◆ TASK GOAL:
Using the data below, tally the lines that include the string "content". Only the number is wanted.
--- START OF AVAILABLE RECORDS ---
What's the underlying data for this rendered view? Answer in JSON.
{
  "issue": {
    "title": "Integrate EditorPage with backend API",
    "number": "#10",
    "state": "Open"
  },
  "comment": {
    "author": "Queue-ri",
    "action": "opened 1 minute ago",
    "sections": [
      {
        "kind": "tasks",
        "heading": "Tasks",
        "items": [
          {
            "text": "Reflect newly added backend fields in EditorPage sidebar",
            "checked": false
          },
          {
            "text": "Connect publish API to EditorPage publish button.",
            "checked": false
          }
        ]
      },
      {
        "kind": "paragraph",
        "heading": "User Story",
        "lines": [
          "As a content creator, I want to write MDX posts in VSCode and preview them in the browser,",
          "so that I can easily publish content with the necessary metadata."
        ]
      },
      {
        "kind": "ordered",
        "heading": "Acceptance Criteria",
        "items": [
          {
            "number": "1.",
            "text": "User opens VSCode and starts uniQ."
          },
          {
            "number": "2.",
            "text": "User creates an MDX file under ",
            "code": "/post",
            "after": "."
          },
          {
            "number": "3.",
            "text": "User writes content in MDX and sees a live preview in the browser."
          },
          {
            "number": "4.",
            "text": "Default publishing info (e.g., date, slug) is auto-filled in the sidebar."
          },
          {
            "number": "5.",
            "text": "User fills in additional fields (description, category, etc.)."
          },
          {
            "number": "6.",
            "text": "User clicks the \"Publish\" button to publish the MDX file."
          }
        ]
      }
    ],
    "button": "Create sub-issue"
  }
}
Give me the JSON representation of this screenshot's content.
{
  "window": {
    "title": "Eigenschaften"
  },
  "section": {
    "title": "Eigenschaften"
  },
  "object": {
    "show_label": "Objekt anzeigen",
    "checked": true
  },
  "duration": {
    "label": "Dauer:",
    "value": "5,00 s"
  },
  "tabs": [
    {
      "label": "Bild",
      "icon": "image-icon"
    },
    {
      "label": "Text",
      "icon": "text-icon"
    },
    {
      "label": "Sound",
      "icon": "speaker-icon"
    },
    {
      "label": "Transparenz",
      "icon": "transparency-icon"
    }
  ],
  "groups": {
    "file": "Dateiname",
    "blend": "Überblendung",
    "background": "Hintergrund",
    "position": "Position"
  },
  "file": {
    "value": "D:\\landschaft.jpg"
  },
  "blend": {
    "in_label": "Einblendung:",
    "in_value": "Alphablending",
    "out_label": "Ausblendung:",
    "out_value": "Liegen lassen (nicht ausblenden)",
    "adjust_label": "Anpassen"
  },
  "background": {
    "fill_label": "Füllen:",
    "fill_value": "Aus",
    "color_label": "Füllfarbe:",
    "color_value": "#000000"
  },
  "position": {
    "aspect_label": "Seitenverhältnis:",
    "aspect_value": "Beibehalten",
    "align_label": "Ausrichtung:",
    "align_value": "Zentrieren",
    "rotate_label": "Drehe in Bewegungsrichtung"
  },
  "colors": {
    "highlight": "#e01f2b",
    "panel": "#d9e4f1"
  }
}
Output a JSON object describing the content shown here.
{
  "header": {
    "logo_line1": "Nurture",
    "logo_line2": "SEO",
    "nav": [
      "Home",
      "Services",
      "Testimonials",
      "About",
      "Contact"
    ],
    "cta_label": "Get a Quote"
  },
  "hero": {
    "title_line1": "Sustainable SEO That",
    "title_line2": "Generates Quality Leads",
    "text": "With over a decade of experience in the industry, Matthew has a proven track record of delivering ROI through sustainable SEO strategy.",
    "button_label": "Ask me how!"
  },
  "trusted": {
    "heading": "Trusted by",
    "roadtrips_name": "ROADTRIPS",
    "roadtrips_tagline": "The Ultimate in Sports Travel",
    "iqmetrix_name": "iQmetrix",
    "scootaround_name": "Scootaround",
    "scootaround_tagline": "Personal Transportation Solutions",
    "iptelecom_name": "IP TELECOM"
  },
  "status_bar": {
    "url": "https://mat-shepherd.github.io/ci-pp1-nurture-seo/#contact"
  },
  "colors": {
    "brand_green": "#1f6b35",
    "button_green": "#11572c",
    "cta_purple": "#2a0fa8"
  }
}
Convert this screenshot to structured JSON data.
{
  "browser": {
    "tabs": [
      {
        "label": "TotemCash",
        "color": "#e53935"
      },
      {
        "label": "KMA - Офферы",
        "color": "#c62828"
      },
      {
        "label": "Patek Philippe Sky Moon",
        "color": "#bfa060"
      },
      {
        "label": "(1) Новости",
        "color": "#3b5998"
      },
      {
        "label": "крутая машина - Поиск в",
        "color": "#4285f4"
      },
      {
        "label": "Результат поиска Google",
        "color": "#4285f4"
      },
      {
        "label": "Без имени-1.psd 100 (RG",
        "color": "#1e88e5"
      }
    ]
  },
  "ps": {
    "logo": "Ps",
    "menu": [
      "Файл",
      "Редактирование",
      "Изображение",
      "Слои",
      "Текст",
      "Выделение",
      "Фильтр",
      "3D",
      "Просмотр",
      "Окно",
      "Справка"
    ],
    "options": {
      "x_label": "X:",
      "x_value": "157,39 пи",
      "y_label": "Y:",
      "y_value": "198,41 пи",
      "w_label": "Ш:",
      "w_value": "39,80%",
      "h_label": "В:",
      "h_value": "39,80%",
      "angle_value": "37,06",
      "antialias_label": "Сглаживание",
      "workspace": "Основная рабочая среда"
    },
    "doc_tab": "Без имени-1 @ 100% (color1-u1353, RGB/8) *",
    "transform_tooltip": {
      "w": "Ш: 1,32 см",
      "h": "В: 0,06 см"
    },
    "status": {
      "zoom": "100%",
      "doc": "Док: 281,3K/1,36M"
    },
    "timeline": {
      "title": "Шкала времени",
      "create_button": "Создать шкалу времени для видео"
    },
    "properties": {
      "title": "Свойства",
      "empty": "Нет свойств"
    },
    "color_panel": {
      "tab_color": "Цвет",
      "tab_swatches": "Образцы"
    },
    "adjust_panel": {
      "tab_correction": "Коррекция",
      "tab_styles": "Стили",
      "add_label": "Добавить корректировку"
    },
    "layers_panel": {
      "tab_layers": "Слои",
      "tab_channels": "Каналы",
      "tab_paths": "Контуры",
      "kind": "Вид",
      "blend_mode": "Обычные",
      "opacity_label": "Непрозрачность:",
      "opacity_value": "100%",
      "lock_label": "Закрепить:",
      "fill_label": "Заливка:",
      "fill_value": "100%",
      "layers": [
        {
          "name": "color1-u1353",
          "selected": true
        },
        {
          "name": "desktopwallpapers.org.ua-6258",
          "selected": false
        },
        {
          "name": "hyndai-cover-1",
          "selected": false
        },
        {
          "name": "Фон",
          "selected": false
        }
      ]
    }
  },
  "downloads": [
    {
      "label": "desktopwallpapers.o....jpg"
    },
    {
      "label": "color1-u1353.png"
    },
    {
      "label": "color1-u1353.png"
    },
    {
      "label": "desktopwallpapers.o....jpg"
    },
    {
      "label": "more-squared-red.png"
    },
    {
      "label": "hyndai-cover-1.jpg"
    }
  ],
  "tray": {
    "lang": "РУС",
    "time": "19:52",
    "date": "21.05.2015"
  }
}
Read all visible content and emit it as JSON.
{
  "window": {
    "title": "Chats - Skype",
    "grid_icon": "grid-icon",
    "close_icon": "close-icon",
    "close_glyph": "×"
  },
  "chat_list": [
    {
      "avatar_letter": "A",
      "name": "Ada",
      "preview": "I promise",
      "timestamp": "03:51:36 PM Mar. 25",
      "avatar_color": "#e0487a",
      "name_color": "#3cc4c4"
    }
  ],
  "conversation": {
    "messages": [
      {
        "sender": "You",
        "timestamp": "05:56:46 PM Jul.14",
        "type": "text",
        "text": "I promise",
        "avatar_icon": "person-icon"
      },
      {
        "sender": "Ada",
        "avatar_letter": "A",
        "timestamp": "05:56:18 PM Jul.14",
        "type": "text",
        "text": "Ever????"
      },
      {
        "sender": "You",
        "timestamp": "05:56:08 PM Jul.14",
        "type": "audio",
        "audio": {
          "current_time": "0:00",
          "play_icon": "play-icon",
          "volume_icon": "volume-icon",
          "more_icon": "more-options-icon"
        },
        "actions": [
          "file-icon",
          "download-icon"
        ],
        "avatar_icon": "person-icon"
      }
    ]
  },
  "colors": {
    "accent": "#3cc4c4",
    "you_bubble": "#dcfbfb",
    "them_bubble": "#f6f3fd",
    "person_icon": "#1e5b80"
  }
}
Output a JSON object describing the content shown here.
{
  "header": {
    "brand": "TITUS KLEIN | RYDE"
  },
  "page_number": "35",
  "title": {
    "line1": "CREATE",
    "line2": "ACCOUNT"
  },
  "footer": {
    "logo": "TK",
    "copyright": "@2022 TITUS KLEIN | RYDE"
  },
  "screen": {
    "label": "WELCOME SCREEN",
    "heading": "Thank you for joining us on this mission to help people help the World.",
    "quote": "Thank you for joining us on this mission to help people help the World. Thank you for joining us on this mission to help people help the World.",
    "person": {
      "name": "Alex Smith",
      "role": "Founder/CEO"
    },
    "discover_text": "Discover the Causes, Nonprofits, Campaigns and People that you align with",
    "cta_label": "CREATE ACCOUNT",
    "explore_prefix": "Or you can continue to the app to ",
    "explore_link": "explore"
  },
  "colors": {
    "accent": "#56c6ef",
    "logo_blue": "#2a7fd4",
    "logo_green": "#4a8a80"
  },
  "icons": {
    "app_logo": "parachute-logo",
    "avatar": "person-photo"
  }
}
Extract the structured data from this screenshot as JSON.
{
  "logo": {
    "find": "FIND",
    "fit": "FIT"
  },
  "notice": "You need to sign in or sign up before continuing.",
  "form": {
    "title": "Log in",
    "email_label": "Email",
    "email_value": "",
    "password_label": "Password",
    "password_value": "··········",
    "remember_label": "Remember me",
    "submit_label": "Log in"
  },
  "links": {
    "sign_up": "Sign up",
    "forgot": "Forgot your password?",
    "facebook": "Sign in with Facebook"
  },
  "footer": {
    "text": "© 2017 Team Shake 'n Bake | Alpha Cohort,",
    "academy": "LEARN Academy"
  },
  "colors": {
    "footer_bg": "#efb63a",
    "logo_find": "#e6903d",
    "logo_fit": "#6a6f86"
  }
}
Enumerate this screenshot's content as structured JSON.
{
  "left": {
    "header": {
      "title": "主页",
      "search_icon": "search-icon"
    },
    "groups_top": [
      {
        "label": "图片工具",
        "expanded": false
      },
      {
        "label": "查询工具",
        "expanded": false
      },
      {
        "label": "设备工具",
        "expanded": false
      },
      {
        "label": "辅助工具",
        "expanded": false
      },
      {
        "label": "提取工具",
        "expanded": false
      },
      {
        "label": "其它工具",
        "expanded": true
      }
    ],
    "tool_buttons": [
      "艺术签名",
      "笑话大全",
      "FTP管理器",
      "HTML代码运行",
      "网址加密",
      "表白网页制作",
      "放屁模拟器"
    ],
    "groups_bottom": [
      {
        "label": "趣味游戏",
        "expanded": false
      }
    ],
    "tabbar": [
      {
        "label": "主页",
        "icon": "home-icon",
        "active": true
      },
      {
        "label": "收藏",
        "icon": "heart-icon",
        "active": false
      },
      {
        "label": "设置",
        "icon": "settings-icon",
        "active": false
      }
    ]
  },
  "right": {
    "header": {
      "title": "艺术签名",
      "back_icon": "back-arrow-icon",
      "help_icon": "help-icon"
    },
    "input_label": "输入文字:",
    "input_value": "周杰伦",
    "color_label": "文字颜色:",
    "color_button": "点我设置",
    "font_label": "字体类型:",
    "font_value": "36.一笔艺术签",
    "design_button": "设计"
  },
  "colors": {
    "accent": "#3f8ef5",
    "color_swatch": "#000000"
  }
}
--- END OF AVAILABLE RECORDS ---
◆ WORKED ANSWER:
8